Layout annotation data:

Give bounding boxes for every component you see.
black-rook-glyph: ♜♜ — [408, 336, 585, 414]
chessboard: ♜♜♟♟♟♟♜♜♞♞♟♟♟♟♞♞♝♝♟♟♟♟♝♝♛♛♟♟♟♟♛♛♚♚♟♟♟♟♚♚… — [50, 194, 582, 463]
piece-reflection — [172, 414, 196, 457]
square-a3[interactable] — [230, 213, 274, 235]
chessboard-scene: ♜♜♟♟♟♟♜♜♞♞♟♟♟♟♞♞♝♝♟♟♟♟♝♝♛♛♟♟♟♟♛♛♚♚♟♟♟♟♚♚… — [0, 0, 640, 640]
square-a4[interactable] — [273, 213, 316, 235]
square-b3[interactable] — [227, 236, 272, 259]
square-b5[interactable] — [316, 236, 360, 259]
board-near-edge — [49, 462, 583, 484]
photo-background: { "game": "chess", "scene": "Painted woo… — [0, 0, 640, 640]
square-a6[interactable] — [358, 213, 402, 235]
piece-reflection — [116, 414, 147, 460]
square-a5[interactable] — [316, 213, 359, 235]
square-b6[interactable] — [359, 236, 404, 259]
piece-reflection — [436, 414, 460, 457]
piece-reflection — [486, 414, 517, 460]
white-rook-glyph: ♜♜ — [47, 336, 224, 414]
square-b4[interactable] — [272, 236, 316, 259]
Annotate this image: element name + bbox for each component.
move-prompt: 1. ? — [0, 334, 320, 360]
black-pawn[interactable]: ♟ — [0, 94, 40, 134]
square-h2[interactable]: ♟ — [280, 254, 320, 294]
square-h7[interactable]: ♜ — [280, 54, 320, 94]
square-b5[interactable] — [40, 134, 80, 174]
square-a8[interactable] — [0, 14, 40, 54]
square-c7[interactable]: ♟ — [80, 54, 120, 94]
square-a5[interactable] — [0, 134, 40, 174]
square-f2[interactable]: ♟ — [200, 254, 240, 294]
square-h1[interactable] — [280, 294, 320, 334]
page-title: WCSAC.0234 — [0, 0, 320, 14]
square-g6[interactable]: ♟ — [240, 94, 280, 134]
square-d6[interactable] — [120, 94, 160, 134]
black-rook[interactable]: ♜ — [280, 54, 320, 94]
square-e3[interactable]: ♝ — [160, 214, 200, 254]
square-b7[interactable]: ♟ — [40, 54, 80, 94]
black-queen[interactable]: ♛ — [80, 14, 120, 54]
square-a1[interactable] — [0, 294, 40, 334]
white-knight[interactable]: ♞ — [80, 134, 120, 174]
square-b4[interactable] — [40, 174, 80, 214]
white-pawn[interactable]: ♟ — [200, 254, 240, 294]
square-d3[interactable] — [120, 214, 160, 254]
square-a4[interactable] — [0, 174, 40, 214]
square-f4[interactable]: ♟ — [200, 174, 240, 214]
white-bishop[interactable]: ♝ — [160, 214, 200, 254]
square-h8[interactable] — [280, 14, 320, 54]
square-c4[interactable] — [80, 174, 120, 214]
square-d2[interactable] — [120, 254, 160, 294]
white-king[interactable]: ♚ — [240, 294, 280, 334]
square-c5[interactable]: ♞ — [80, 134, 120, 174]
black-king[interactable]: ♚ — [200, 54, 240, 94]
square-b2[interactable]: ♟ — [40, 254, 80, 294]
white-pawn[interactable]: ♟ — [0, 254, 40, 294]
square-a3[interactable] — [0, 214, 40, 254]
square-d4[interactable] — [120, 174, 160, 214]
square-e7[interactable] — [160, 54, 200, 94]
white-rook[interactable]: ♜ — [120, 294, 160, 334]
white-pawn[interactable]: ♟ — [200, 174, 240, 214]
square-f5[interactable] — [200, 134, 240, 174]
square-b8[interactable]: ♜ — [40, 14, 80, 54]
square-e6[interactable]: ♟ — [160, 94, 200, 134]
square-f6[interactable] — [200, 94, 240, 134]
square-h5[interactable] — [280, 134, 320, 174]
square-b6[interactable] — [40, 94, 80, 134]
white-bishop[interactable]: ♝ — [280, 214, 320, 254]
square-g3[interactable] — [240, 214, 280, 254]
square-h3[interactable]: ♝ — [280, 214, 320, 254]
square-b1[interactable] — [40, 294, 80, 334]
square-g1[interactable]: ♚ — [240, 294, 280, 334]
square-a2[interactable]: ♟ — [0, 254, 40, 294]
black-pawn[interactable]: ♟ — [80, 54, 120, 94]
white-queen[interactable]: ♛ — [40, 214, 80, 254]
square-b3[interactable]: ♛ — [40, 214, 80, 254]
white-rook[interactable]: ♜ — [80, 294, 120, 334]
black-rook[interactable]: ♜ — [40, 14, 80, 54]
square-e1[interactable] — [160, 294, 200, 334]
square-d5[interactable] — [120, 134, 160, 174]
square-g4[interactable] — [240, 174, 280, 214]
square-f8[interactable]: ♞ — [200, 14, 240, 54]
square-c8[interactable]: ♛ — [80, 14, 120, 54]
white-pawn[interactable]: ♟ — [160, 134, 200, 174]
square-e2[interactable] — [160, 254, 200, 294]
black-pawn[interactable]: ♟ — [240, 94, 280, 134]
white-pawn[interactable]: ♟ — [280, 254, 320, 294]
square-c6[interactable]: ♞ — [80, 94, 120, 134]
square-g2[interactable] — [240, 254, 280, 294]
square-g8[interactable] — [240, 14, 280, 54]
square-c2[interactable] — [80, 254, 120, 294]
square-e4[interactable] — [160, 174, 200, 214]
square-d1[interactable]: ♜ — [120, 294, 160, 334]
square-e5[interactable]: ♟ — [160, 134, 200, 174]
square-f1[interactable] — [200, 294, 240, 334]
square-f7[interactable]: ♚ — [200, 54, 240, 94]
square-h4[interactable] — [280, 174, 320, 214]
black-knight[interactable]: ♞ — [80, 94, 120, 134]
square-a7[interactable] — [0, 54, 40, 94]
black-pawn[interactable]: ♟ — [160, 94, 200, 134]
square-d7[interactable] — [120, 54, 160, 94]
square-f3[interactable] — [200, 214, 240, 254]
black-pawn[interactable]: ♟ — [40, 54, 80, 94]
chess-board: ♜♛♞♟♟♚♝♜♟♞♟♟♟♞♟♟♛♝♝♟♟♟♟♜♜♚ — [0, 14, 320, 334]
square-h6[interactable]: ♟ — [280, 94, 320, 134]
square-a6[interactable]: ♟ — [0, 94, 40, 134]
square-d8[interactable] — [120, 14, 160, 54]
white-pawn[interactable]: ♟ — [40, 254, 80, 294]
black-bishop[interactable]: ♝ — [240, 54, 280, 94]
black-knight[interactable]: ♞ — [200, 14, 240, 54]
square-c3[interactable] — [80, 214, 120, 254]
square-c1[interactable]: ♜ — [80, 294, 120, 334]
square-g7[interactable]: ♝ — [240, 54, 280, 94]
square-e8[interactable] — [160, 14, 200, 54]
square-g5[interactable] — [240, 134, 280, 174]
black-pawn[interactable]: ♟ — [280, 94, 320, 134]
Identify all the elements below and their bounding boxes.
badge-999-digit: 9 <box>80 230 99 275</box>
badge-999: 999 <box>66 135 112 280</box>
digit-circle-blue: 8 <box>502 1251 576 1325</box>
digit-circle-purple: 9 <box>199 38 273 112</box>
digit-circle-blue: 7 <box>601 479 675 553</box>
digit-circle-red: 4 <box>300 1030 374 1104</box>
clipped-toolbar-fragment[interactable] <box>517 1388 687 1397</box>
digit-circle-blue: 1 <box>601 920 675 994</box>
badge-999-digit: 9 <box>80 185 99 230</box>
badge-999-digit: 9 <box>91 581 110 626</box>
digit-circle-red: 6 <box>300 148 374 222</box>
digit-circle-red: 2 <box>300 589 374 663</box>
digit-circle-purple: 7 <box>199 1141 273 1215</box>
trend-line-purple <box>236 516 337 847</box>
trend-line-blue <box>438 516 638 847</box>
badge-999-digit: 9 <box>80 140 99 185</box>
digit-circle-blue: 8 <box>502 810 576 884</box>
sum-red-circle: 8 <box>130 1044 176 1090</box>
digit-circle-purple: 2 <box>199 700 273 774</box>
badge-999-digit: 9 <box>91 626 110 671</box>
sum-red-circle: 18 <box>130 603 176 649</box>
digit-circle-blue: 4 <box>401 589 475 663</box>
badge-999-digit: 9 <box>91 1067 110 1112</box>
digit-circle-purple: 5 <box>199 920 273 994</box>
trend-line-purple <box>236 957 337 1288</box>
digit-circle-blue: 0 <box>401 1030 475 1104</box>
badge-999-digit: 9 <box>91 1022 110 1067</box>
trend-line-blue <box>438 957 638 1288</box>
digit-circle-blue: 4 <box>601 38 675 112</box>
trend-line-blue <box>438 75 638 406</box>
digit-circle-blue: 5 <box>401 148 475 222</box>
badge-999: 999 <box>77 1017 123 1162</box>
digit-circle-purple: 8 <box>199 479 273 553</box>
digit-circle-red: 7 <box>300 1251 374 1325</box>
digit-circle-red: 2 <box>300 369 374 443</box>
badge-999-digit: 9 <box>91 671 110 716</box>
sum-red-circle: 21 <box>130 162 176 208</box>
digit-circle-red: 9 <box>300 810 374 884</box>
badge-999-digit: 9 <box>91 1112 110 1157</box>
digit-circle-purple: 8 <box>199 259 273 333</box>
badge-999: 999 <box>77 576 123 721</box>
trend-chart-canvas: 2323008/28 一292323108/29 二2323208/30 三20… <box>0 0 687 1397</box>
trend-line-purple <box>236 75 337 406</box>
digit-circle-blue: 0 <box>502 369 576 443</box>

> _Direction_: List each line of the records above that contains the string "glyph". Uppercase and lowercase letters count as different.

> _Task result_:
black-rook-glyph: ♜♜ — [408, 336, 585, 414]
white-rook-glyph: ♜♜ — [47, 336, 224, 414]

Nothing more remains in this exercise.